» **Requirements**: Find the lines holding the word "type" and collect them.

(Figure contents as structured data)
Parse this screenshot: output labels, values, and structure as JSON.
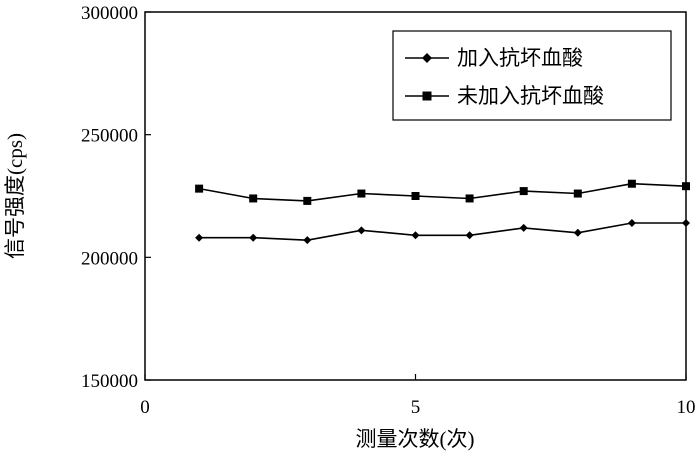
{
  "chart_data": {
    "type": "line",
    "title": "",
    "xlabel": "测量次数(次)",
    "ylabel": "信号强度(cps)",
    "xlim": [
      0,
      10
    ],
    "ylim": [
      150000,
      300000
    ],
    "xticks": [
      "0",
      "5",
      "10"
    ],
    "yticks": [
      "150000",
      "200000",
      "250000",
      "300000"
    ],
    "grid": false,
    "legend_position": "top-right",
    "x": [
      1,
      2,
      3,
      4,
      5,
      6,
      7,
      8,
      9,
      10
    ],
    "series": [
      {
        "name": "加入抗坏血酸",
        "marker": "diamond",
        "color": "#000000",
        "values": [
          208000,
          208000,
          207000,
          211000,
          209000,
          209000,
          212000,
          210000,
          214000,
          214000
        ]
      },
      {
        "name": "未加入抗坏血酸",
        "marker": "square",
        "color": "#000000",
        "values": [
          228000,
          224000,
          223000,
          226000,
          225000,
          224000,
          227000,
          226000,
          230000,
          229000
        ]
      }
    ]
  }
}
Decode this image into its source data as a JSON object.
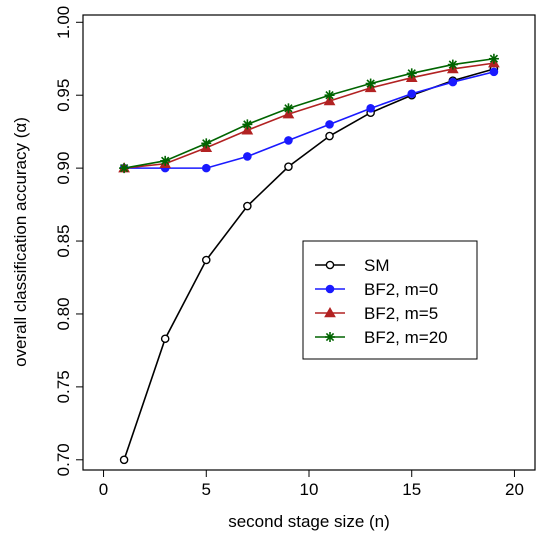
{
  "chart_data": {
    "type": "line",
    "xlabel": "second stage size  (n)",
    "ylabel_prefix": "overall classification accuracy  (",
    "ylabel_symbol": "α",
    "ylabel_suffix": ")",
    "xlim": [
      -1,
      21
    ],
    "ylim": [
      0.693,
      1.005
    ],
    "xticks": [
      0,
      5,
      10,
      15,
      20
    ],
    "xtick_labels": [
      "0",
      "5",
      "10",
      "15",
      "20"
    ],
    "yticks": [
      0.7,
      0.75,
      0.8,
      0.85,
      0.9,
      0.95,
      1.0
    ],
    "ytick_labels": [
      "0.70",
      "0.75",
      "0.80",
      "0.85",
      "0.90",
      "0.95",
      "1.00"
    ],
    "grid": false,
    "legend_position": "center-right",
    "x": [
      1,
      3,
      5,
      7,
      9,
      11,
      13,
      15,
      17,
      19
    ],
    "series": [
      {
        "name": "SM",
        "color": "#000000",
        "marker": "open-circle",
        "values": [
          0.7,
          0.783,
          0.837,
          0.874,
          0.901,
          0.922,
          0.938,
          0.95,
          0.96,
          0.968
        ]
      },
      {
        "name": "BF2, m=0",
        "color": "#1a1aff",
        "marker": "filled-circle",
        "values": [
          0.9,
          0.9,
          0.9,
          0.908,
          0.919,
          0.93,
          0.941,
          0.951,
          0.959,
          0.966
        ]
      },
      {
        "name": "BF2, m=5",
        "color": "#b22222",
        "marker": "filled-triangle",
        "values": [
          0.9,
          0.903,
          0.914,
          0.926,
          0.937,
          0.946,
          0.955,
          0.962,
          0.968,
          0.972
        ]
      },
      {
        "name": "BF2, m=20",
        "color": "#006400",
        "marker": "asterisk",
        "values": [
          0.9,
          0.905,
          0.917,
          0.93,
          0.941,
          0.95,
          0.958,
          0.965,
          0.971,
          0.975
        ]
      }
    ]
  }
}
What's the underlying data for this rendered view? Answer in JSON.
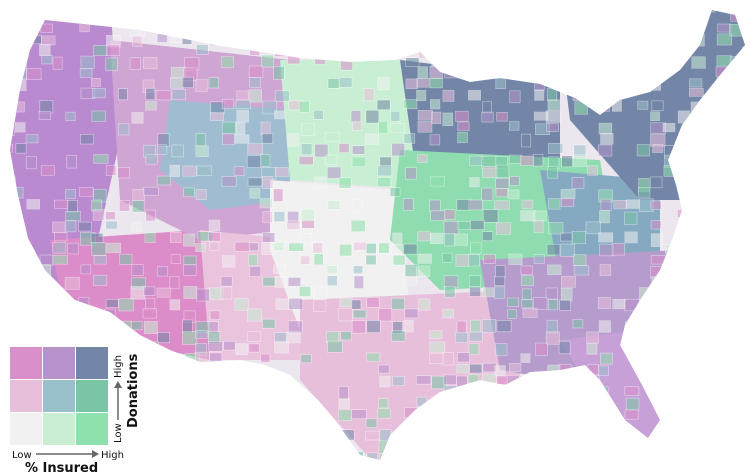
{
  "legend": {
    "x_axis": {
      "low": "Low",
      "high": "High",
      "title": "% Insured"
    },
    "y_axis": {
      "low": "Low",
      "high": "High",
      "title": "Donations"
    },
    "grid_rows": [
      [
        "#d98fc9",
        "#b693cb",
        "#7386a7"
      ],
      [
        "#e8bfdb",
        "#9ac0cb",
        "#79c5a6"
      ],
      [
        "#f1f1f1",
        "#c8efd3",
        "#8ee0ac"
      ]
    ]
  },
  "palette": {
    "state_fill": "#c9a6d8",
    "border": "#ffffff",
    "background": "#ffffff"
  },
  "regions": [
    {
      "name": "west-coast",
      "color": "#b98ad0"
    },
    {
      "name": "southwest",
      "color": "#dc8cc8"
    },
    {
      "name": "mountain-west",
      "color": "#cfa5d4"
    },
    {
      "name": "great-basin-insured",
      "color": "#9fbcd0"
    },
    {
      "name": "central-plains",
      "color": "#f1f1f1"
    },
    {
      "name": "northern-plains",
      "color": "#c8efd3"
    },
    {
      "name": "upper-midwest",
      "color": "#7386a7"
    },
    {
      "name": "midwest-mix",
      "color": "#8edcb0"
    },
    {
      "name": "appalachia",
      "color": "#86a9c2"
    },
    {
      "name": "northeast",
      "color": "#7386a7"
    },
    {
      "name": "south-central",
      "color": "#e8bfdb"
    },
    {
      "name": "southeast",
      "color": "#b69ccc"
    },
    {
      "name": "florida",
      "color": "#c7a0d8"
    },
    {
      "name": "texas-west",
      "color": "#eac4dd"
    }
  ]
}
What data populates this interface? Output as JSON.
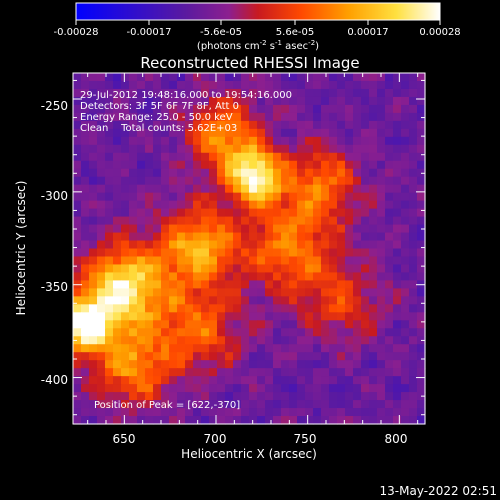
{
  "chart_data": {
    "type": "heatmap",
    "title": "Reconstructed RHESSI Image",
    "xlabel": "Heliocentric X (arcsec)",
    "ylabel": "Heliocentric Y (arcsec)",
    "xlim": [
      622,
      814
    ],
    "ylim": [
      -425,
      -236
    ],
    "x_ticks": [
      650,
      700,
      750,
      800
    ],
    "y_ticks": [
      -250,
      -300,
      -350,
      -400
    ],
    "colorbar": {
      "ticks": [
        "-0.00028",
        "-0.00017",
        "-5.6e-05",
        "5.6e-05",
        "0.00017",
        "0.00028"
      ],
      "range": [
        -0.00028,
        0.00028
      ],
      "unit_prefix": "(photons cm",
      "unit_sup1": "-2",
      "unit_mid": " s",
      "unit_sup2": "-1",
      "unit_tail": " asec",
      "unit_sup3": "-2",
      "unit_end": ")",
      "colors": [
        "#0000ff",
        "#5a1aa0",
        "#8c1f8f",
        "#c81a20",
        "#ff4a00",
        "#ffa000",
        "#ffe040",
        "#ffffff"
      ]
    },
    "annotations": {
      "time": "29-Jul-2012 19:48:16.000 to 19:54:16.000",
      "detectors": "Detectors: 3F 5F 6F 7F 8F, Att 0",
      "energy": "Energy Range: 25.0 - 50.0 keV",
      "clean": "Clean    Total counts: 5.62E+03",
      "peak": "Position of Peak = [622,-370]"
    },
    "peak": {
      "x": 622,
      "y": -370
    },
    "sources": [
      {
        "x": 722,
        "y": -292,
        "amp": 1.0,
        "sigma": 10
      },
      {
        "x": 650,
        "y": -352,
        "amp": 0.95,
        "sigma": 16
      },
      {
        "x": 628,
        "y": -372,
        "amp": 1.0,
        "sigma": 11
      },
      {
        "x": 690,
        "y": -330,
        "amp": 0.7,
        "sigma": 15
      },
      {
        "x": 705,
        "y": -270,
        "amp": 0.65,
        "sigma": 14
      },
      {
        "x": 740,
        "y": -330,
        "amp": 0.55,
        "sigma": 18
      },
      {
        "x": 758,
        "y": -295,
        "amp": 0.5,
        "sigma": 14
      },
      {
        "x": 655,
        "y": -395,
        "amp": 0.6,
        "sigma": 14
      },
      {
        "x": 690,
        "y": -375,
        "amp": 0.5,
        "sigma": 16
      },
      {
        "x": 770,
        "y": -360,
        "amp": 0.35,
        "sigma": 15
      }
    ]
  },
  "footer": {
    "date": "13-May-2022 02:51"
  }
}
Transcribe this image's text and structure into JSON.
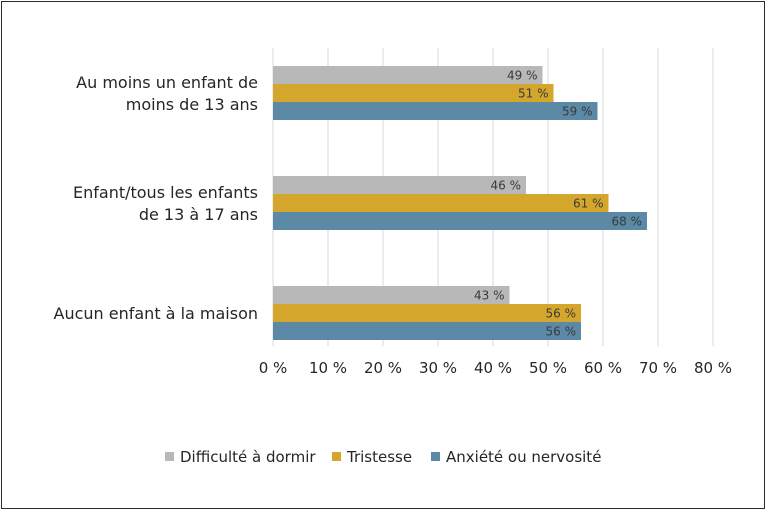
{
  "chart_data": {
    "type": "bar",
    "orientation": "horizontal",
    "categories": [
      [
        "Au moins un enfant de",
        "moins de 13 ans"
      ],
      [
        "Enfant/tous les enfants",
        "de 13 à 17 ans"
      ],
      [
        "Aucun enfant à la maison"
      ]
    ],
    "series": [
      {
        "name": "Difficulté à dormir",
        "color": "#b8b8b8",
        "values": [
          49,
          46,
          43
        ],
        "labels": [
          "49 %",
          "46 %",
          "43 %"
        ]
      },
      {
        "name": "Tristesse",
        "color": "#d4a72c",
        "values": [
          51,
          61,
          56
        ],
        "labels": [
          "51 %",
          "61 %",
          "56 %"
        ]
      },
      {
        "name": "Anxiété ou nervosité",
        "color": "#5b89a6",
        "values": [
          59,
          68,
          56
        ],
        "labels": [
          "59 %",
          "68 %",
          "56 %"
        ]
      }
    ],
    "xlim": [
      0,
      80
    ],
    "xticks": [
      0,
      10,
      20,
      30,
      40,
      50,
      60,
      70,
      80
    ],
    "xtick_labels": [
      "0 %",
      "10 %",
      "20 %",
      "30 %",
      "40 %",
      "50 %",
      "60 %",
      "70 %",
      "80 %"
    ],
    "grid": true,
    "legend_position": "bottom",
    "title": "",
    "xlabel": "",
    "ylabel": ""
  }
}
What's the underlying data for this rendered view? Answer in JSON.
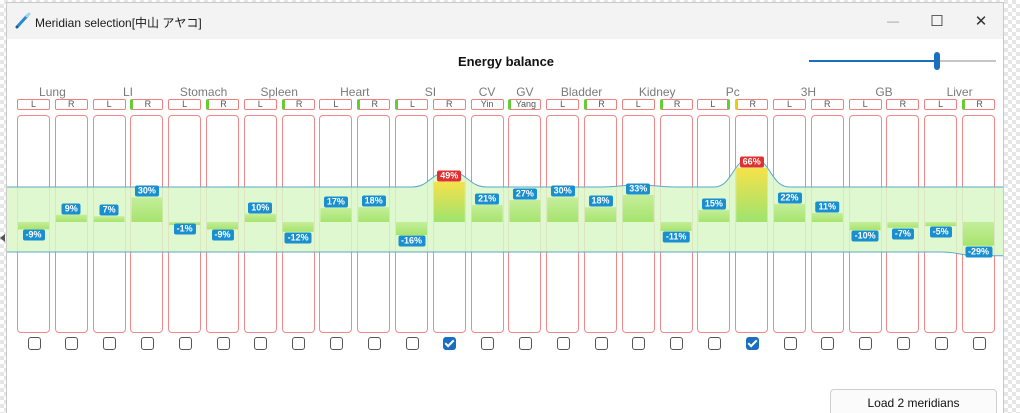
{
  "window": {
    "title": "Meridian selection[中山 アヤコ]"
  },
  "window_controls": {
    "minimize": "—",
    "maximize": "☐",
    "close": "✕"
  },
  "header": {
    "title": "Energy balance"
  },
  "slider": {
    "value": 0.58
  },
  "colors": {
    "accent": "#1a6fc0",
    "band_fill": "#d9f7c8",
    "band_edge": "#5aa9c8",
    "value_badge": "#1a8fd0",
    "hot_badge": "#e03030",
    "column_border": "#f08a8a"
  },
  "meridians": [
    {
      "name": "Lung",
      "sides": [
        "L",
        "R"
      ],
      "values": [
        -9,
        9
      ],
      "checked": [
        false,
        false
      ]
    },
    {
      "name": "LI",
      "sides": [
        "L",
        "R"
      ],
      "values": [
        7,
        30
      ],
      "checked": [
        false,
        false
      ]
    },
    {
      "name": "Stomach",
      "sides": [
        "L",
        "R"
      ],
      "values": [
        -1,
        -9
      ],
      "checked": [
        false,
        false
      ]
    },
    {
      "name": "Spleen",
      "sides": [
        "L",
        "R"
      ],
      "values": [
        10,
        -12
      ],
      "checked": [
        false,
        false
      ]
    },
    {
      "name": "Heart",
      "sides": [
        "L",
        "R"
      ],
      "values": [
        17,
        18
      ],
      "checked": [
        false,
        false
      ]
    },
    {
      "name": "SI",
      "sides": [
        "L",
        "R"
      ],
      "values": [
        -16,
        49
      ],
      "checked": [
        false,
        true
      ]
    },
    {
      "name": "CV",
      "sides": [
        "Yin"
      ],
      "values": [
        21
      ],
      "checked": [
        false
      ]
    },
    {
      "name": "GV",
      "sides": [
        "Yang"
      ],
      "values": [
        27
      ],
      "checked": [
        false
      ]
    },
    {
      "name": "Bladder",
      "sides": [
        "L",
        "R"
      ],
      "values": [
        30,
        18
      ],
      "checked": [
        false,
        false
      ]
    },
    {
      "name": "Kidney",
      "sides": [
        "L",
        "R"
      ],
      "values": [
        33,
        -11
      ],
      "checked": [
        false,
        false
      ]
    },
    {
      "name": "Pc",
      "sides": [
        "L",
        "R"
      ],
      "values": [
        15,
        66
      ],
      "checked": [
        false,
        true
      ]
    },
    {
      "name": "3H",
      "sides": [
        "L",
        "R"
      ],
      "values": [
        22,
        11
      ],
      "checked": [
        false,
        false
      ]
    },
    {
      "name": "GB",
      "sides": [
        "L",
        "R"
      ],
      "values": [
        -10,
        -7
      ],
      "checked": [
        false,
        false
      ]
    },
    {
      "name": "Liver",
      "sides": [
        "L",
        "R"
      ],
      "values": [
        -5,
        -29
      ],
      "checked": [
        false,
        false
      ]
    }
  ],
  "footer": {
    "load_label": "Load 2 meridians"
  }
}
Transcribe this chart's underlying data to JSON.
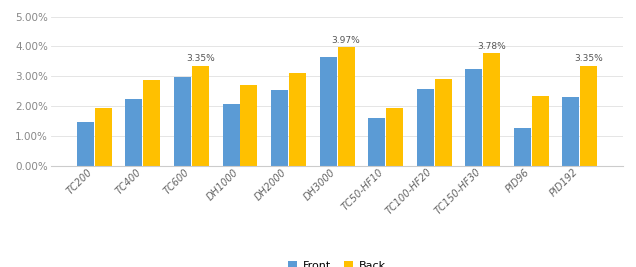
{
  "categories": [
    "TC200",
    "TC400",
    "TC600",
    "DH1000",
    "DH2000",
    "DH3000",
    "TC50-HF10",
    "TC100-HF20",
    "TC150-HF30",
    "PID96",
    "PID192"
  ],
  "front": [
    0.0147,
    0.0225,
    0.0297,
    0.0208,
    0.0252,
    0.0365,
    0.0158,
    0.0258,
    0.0325,
    0.0125,
    0.023
  ],
  "back": [
    0.0192,
    0.0287,
    0.0335,
    0.027,
    0.0312,
    0.0397,
    0.0192,
    0.029,
    0.0378,
    0.0233,
    0.0335
  ],
  "front_color": "#5B9BD5",
  "back_color": "#FFC000",
  "annot_indices": [
    2,
    5,
    8,
    10
  ],
  "annot_labels": [
    "3.35%",
    "3.97%",
    "3.78%",
    "3.35%"
  ],
  "ylim": [
    0,
    0.052
  ],
  "yticks": [
    0.0,
    0.01,
    0.02,
    0.03,
    0.04,
    0.05
  ],
  "legend_labels": [
    "Front",
    "Back"
  ],
  "bar_width": 0.35,
  "bar_gap": 0.02
}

» **Response**:
    "type": "line",
    "type": "line",
    "type": "heatmap",
    "type": "bar",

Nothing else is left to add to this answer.